Dataset items:
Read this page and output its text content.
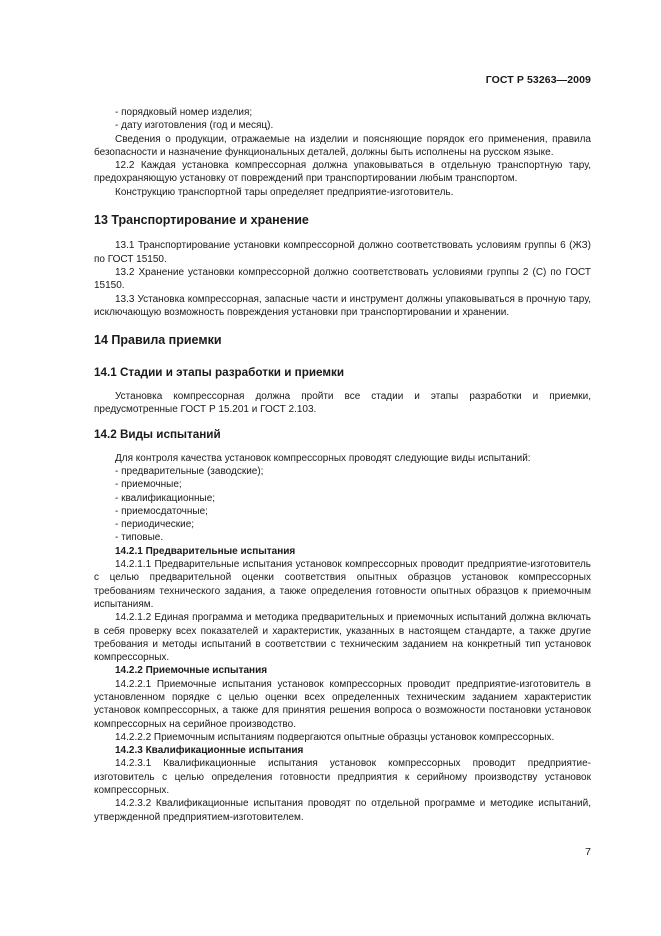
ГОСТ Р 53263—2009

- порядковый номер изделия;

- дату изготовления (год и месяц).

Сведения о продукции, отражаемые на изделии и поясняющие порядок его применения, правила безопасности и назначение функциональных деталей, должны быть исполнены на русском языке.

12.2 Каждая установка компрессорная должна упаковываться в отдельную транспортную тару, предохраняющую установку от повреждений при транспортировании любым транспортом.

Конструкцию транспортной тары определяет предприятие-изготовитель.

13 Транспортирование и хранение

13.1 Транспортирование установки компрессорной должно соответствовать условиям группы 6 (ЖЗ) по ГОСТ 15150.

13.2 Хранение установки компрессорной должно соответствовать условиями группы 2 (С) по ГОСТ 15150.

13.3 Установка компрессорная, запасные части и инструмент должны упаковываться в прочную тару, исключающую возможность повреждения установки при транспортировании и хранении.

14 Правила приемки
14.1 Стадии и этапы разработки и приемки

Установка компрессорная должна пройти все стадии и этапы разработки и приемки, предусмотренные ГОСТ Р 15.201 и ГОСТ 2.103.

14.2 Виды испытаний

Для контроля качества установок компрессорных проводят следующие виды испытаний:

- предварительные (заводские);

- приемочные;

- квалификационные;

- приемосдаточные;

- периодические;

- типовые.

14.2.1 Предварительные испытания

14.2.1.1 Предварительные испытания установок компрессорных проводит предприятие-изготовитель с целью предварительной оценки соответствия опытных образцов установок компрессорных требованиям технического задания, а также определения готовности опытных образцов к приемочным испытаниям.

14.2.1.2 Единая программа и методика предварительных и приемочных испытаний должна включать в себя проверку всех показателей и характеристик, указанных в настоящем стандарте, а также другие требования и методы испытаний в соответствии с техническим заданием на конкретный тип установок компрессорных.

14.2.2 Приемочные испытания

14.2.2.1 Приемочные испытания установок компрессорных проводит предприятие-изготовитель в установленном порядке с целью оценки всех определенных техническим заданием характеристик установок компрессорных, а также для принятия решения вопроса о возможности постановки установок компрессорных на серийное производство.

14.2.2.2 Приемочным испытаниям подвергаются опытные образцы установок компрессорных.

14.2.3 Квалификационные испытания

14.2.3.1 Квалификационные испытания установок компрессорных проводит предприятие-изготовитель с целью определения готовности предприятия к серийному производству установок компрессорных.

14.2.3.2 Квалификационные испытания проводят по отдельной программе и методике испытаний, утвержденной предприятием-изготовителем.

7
==
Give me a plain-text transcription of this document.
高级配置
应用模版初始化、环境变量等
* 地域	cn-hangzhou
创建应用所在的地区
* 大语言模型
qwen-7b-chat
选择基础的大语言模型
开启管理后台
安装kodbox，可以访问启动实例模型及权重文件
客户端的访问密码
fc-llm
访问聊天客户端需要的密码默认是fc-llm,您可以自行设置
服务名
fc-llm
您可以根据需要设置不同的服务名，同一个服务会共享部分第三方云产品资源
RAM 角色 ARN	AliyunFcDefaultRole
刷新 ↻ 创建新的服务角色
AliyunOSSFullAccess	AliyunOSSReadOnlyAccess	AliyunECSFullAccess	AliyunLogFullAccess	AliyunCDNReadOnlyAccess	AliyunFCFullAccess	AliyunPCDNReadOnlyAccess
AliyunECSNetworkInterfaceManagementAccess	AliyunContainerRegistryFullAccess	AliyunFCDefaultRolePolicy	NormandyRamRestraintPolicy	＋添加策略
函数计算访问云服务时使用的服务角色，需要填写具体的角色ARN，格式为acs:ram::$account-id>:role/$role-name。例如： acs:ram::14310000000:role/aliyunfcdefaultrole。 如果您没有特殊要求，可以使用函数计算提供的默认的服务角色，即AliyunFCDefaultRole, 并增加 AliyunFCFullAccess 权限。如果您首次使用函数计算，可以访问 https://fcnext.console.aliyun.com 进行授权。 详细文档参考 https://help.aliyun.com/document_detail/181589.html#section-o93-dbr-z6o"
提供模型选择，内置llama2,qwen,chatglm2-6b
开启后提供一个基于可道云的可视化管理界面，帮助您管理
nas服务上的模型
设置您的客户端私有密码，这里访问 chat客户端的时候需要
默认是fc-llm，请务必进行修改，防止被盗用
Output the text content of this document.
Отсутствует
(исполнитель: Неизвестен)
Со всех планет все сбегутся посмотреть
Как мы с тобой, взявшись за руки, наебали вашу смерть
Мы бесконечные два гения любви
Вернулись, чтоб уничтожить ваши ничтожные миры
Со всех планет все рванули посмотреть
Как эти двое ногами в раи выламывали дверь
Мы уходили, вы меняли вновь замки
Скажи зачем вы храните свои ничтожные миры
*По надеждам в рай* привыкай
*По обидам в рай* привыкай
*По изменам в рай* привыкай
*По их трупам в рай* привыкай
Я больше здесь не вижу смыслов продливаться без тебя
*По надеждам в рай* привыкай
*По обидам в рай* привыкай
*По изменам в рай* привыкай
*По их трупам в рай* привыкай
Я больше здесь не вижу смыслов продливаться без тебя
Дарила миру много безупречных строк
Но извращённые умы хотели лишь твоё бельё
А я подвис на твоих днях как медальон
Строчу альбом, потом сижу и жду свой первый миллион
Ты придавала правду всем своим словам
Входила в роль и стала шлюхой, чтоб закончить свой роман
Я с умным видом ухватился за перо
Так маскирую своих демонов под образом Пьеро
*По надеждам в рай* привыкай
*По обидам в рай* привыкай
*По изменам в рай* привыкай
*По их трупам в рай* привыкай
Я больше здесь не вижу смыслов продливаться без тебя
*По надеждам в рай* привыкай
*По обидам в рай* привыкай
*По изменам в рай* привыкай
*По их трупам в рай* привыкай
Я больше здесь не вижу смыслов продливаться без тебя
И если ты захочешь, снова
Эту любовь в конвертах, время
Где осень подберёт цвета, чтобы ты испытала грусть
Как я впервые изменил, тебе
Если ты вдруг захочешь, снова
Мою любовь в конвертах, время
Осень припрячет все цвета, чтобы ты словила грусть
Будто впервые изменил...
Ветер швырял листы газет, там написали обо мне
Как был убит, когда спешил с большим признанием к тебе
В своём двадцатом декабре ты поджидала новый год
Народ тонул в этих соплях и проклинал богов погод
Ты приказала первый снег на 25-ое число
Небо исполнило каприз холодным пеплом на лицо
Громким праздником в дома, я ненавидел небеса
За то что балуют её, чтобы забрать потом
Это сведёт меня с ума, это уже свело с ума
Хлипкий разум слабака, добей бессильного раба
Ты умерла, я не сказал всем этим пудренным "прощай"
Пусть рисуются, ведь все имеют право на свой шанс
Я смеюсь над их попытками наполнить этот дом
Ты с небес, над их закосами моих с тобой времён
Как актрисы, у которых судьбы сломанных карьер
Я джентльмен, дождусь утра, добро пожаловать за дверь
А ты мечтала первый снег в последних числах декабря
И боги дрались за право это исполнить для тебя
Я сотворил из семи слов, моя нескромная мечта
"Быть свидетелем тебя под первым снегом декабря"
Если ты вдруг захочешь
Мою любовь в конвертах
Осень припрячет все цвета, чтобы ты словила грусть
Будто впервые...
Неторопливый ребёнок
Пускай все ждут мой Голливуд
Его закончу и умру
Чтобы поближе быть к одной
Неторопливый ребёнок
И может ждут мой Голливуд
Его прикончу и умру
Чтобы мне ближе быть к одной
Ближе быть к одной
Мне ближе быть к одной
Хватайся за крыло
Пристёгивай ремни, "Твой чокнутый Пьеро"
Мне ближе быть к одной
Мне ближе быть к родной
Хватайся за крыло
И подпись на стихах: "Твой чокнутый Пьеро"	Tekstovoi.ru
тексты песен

What is being asked: Show, from the listing above, each line that contains the word "Пьеро".

In response:
Так маскирую своих демонов под образом Пьеро
Пристёгивай ремни, "Твой чокнутый Пьеро"
И подпись на стихах: "Твой чокнутый Пьеро"	Tekstovoi.ru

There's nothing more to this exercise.